● **The request**
Output the data exactly, with every line intact.

Part of a data file
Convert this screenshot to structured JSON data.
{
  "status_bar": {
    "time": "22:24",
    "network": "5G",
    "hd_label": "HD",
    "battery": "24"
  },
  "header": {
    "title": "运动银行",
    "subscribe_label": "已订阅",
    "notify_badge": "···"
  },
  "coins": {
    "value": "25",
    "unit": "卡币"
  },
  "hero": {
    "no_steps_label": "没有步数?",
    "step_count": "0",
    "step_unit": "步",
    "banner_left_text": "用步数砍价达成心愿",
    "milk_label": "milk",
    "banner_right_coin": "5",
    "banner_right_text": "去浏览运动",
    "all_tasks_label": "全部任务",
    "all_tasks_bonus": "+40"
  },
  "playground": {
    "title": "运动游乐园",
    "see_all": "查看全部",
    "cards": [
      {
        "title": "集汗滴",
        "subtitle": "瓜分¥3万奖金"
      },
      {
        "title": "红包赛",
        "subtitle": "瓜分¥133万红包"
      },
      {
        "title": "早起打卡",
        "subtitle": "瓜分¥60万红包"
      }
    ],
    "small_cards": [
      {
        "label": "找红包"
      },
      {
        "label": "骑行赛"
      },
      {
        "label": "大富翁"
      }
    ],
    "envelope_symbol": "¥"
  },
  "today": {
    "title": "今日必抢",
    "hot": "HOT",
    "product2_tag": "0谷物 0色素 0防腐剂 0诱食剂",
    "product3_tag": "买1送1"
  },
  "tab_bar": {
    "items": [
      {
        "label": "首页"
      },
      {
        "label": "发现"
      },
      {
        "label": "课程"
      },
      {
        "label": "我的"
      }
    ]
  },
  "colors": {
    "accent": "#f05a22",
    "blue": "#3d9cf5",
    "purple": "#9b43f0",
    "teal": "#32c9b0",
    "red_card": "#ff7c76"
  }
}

● **Answer to the exercise**
Convert this screenshot to structured JSON data.
{
  "status_bar": {
    "time": "22:24",
    "network": "5G",
    "hd_label": "HD",
    "battery": "24"
  },
  "header": {
    "title": "运动银行",
    "subscribe_label": "已订阅",
    "notify_badge": "···"
  },
  "coins": {
    "value": "25",
    "unit": "卡币"
  },
  "hero": {
    "no_steps_label": "没有步数?",
    "step_count": "0",
    "step_unit": "步",
    "banner_left_text": "用步数砍价达成心愿",
    "milk_label": "milk",
    "banner_right_coin": "5",
    "banner_right_text": "去浏览运动",
    "all_tasks_label": "全部任务",
    "all_tasks_bonus": "+40"
  },
  "playground": {
    "title": "运动游乐园",
    "see_all": "查看全部",
    "cards": [
      {
        "title": "集汗滴",
        "subtitle": "瓜分¥3万奖金"
      },
      {
        "title": "红包赛",
        "subtitle": "瓜分¥133万红包"
      },
      {
        "title": "早起打卡",
        "subtitle": "瓜分¥60万红包"
      }
    ],
    "small_cards": [
      {
        "label": "找红包"
      },
      {
        "label": "骑行赛"
      },
      {
        "label": "大富翁"
      }
    ],
    "envelope_symbol": "¥"
  },
  "today": {
    "title": "今日必抢",
    "hot": "HOT",
    "product2_tag": "0谷物 0色素 0防腐剂 0诱食剂",
    "product3_tag": "买1送1"
  },
  "tab_bar": {
    "items": [
      {
        "label": "首页"
      },
      {
        "label": "发现"
      },
      {
        "label": "课程"
      },
      {
        "label": "我的"
      }
    ]
  },
  "colors": {
    "accent": "#f05a22",
    "blue": "#3d9cf5",
    "purple": "#9b43f0",
    "teal": "#32c9b0",
    "red_card": "#ff7c76"
  }
}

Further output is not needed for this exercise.